(Collected data entries)
** BEGIN **

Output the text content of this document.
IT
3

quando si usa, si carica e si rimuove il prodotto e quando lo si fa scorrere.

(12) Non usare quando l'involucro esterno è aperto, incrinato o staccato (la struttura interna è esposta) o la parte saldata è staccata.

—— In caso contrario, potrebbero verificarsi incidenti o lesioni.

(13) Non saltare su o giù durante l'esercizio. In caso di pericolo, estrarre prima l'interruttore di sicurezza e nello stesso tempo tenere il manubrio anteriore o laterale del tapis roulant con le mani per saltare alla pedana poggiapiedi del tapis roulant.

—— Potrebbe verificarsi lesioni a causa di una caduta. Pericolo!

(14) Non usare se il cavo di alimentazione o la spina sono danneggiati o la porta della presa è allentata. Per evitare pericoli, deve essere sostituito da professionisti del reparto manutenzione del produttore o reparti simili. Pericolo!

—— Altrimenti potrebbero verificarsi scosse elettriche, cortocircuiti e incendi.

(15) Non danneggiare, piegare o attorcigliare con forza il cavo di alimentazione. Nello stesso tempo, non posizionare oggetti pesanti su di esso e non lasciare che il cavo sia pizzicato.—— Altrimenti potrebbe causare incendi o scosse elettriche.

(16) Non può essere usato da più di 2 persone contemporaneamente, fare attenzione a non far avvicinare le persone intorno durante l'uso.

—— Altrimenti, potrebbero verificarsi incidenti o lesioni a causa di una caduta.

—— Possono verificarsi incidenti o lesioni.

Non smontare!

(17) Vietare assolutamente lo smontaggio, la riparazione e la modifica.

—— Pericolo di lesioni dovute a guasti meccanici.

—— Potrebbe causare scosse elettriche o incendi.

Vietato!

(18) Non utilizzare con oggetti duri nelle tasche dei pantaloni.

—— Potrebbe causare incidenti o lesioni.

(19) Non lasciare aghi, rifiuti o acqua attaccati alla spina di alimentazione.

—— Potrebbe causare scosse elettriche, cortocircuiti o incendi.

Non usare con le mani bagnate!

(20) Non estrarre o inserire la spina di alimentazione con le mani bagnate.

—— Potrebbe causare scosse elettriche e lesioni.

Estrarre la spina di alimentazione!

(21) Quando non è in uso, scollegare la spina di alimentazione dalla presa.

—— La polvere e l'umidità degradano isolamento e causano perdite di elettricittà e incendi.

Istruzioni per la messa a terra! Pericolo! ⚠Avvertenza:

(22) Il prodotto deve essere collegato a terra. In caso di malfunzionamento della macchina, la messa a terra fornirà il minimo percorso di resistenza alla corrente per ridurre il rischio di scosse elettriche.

** END **

== WHAT YOU ARE ASKED TO DO ==
Each line of the material above needs to be quoted exactly, please.

== TASK ANSWER ==
Output the text content of this document.
IT
3

quando si usa, si carica e si rimuove il prodotto e quando lo si fa scorrere.

(12) Non usare quando l'involucro esterno è aperto, incrinato o staccato (la struttura interna è esposta) o la parte saldata è staccata.

—— In caso contrario, potrebbero verificarsi incidenti o lesioni.

(13) Non saltare su o giù durante l'esercizio. In caso di pericolo, estrarre prima l'interruttore di sicurezza e nello stesso tempo tenere il manubrio anteriore o laterale del tapis roulant con le mani per saltare alla pedana poggiapiedi del tapis roulant.

—— Potrebbe verificarsi lesioni a causa di una caduta. Pericolo!

(14) Non usare se il cavo di alimentazione o la spina sono danneggiati o la porta della presa è allentata. Per evitare pericoli, deve essere sostituito da professionisti del reparto manutenzione del produttore o reparti simili. Pericolo!

—— Altrimenti potrebbero verificarsi scosse elettriche, cortocircuiti e incendi.

(15) Non danneggiare, piegare o attorcigliare con forza il cavo di alimentazione. Nello stesso tempo, non posizionare oggetti pesanti su di esso e non lasciare che il cavo sia pizzicato.—— Altrimenti potrebbe causare incendi o scosse elettriche.

(16) Non può essere usato da più di 2 persone contemporaneamente, fare attenzione a non far avvicinare le persone intorno durante l'uso.

—— Altrimenti, potrebbero verificarsi incidenti o lesioni a causa di una caduta.

—— Possono verificarsi incidenti o lesioni.

Non smontare!

(17) Vietare assolutamente lo smontaggio, la riparazione e la modifica.

—— Pericolo di lesioni dovute a guasti meccanici.

—— Potrebbe causare scosse elettriche o incendi.

Vietato!

(18) Non utilizzare con oggetti duri nelle tasche dei pantaloni.

—— Potrebbe causare incidenti o lesioni.

(19) Non lasciare aghi, rifiuti o acqua attaccati alla spina di alimentazione.

—— Potrebbe causare scosse elettriche, cortocircuiti o incendi.

Non usare con le mani bagnate!

(20) Non estrarre o inserire la spina di alimentazione con le mani bagnate.

—— Potrebbe causare scosse elettriche e lesioni.

Estrarre la spina di alimentazione!

(21) Quando non è in uso, scollegare la spina di alimentazione dalla presa.

—— La polvere e l'umidità degradano isolamento e causano perdite di elettricittà e incendi.

Istruzioni per la messa a terra! Pericolo! ⚠Avvertenza:

(22) Il prodotto deve essere collegato a terra. In caso di malfunzionamento della macchina, la messa a terra fornirà il minimo percorso di resistenza alla corrente per ridurre il rischio di scosse elettriche.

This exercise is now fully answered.